**Input for this task**
______________________________

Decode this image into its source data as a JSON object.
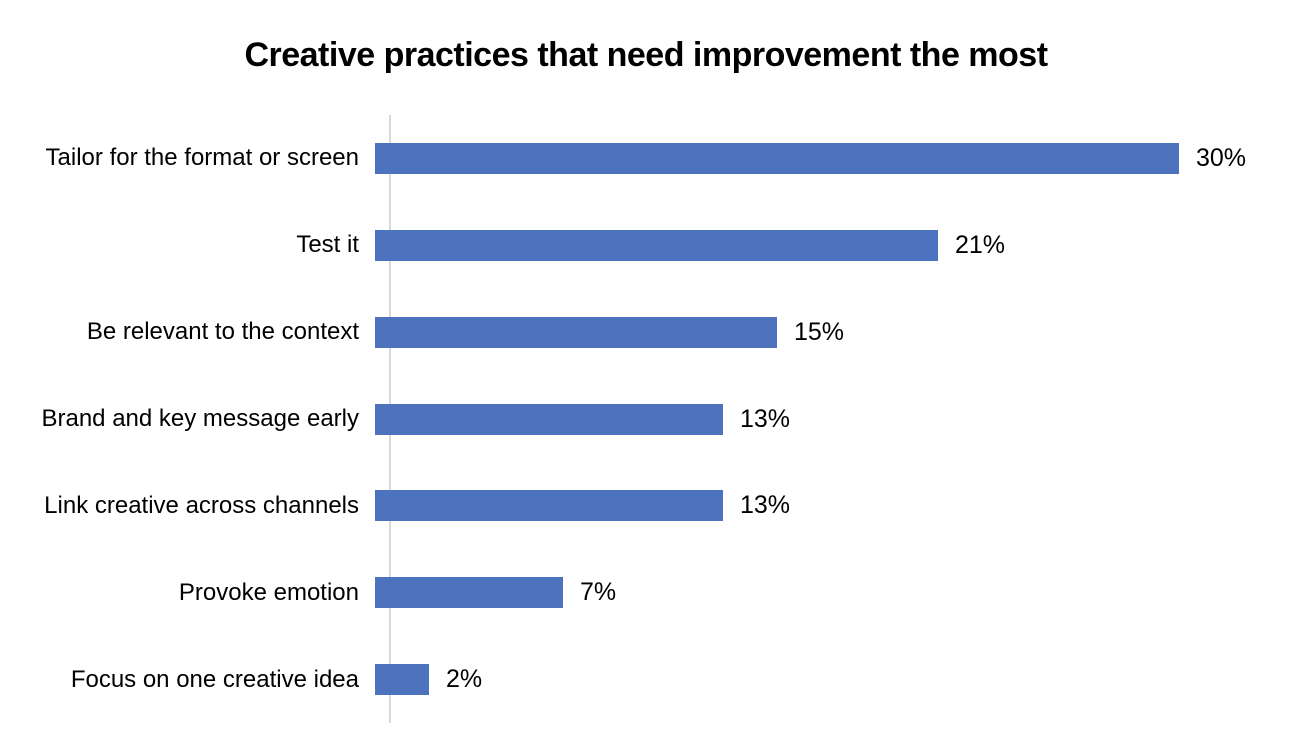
{
  "chart_data": {
    "type": "bar",
    "orientation": "horizontal",
    "title": "Creative practices that need improvement the most",
    "categories": [
      "Tailor for the format or screen",
      "Test it",
      "Be relevant to the context",
      "Brand and key message early",
      "Link creative across channels",
      "Provoke emotion",
      "Focus on one creative idea"
    ],
    "values": [
      30,
      21,
      15,
      13,
      13,
      7,
      2
    ],
    "value_labels": [
      "30%",
      "21%",
      "15%",
      "13%",
      "13%",
      "7%",
      "2%"
    ],
    "xlabel": "",
    "ylabel": "",
    "xlim": [
      0,
      30
    ],
    "grid": false,
    "legend": false,
    "data_labels_position": "outside-end"
  },
  "colors": {
    "bar": "#4D73BE",
    "axis_line": "#D9D9D9",
    "text": "#000000",
    "background": "#FFFFFF"
  }
}
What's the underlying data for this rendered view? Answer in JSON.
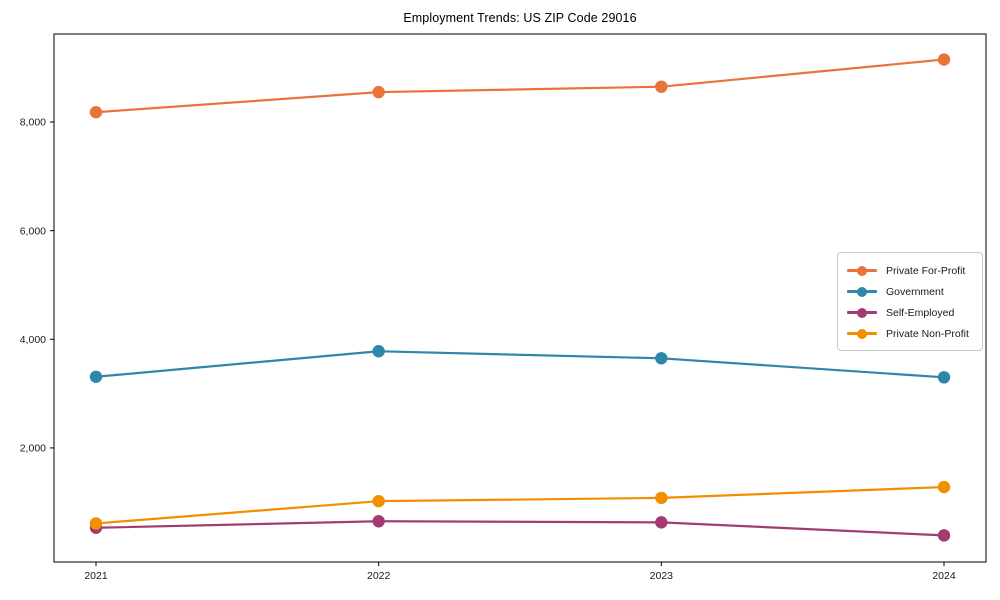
{
  "chart_data": {
    "type": "line",
    "title": "Employment Trends: US ZIP Code 29016",
    "xlabel": "",
    "ylabel": "",
    "categories": [
      "2021",
      "2022",
      "2023",
      "2024"
    ],
    "series": [
      {
        "name": "Private For-Profit",
        "color": "#E8743B",
        "values": [
          8180,
          8550,
          8650,
          9150
        ]
      },
      {
        "name": "Government",
        "color": "#2E86AB",
        "values": [
          3310,
          3780,
          3650,
          3300
        ]
      },
      {
        "name": "Self-Employed",
        "color": "#A23B72",
        "values": [
          530,
          650,
          630,
          390
        ]
      },
      {
        "name": "Private Non-Profit",
        "color": "#F18F01",
        "values": [
          610,
          1020,
          1080,
          1280
        ]
      }
    ],
    "ylim": [
      -100,
      9620
    ],
    "yticks": {
      "values": [
        2000,
        4000,
        6000,
        8000
      ],
      "labels": [
        "2,000",
        "4,000",
        "6,000",
        "8,000"
      ]
    },
    "grid": false,
    "legend_position": "center-right",
    "marker": "circle",
    "frame": true
  }
}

______________________________

**Exercise goal**
Where does the word "Private" appear in the listing? List each line that holds it.

**Task solution**
        "name": "Private For-Profit",
        "name": "Private Non-Profit",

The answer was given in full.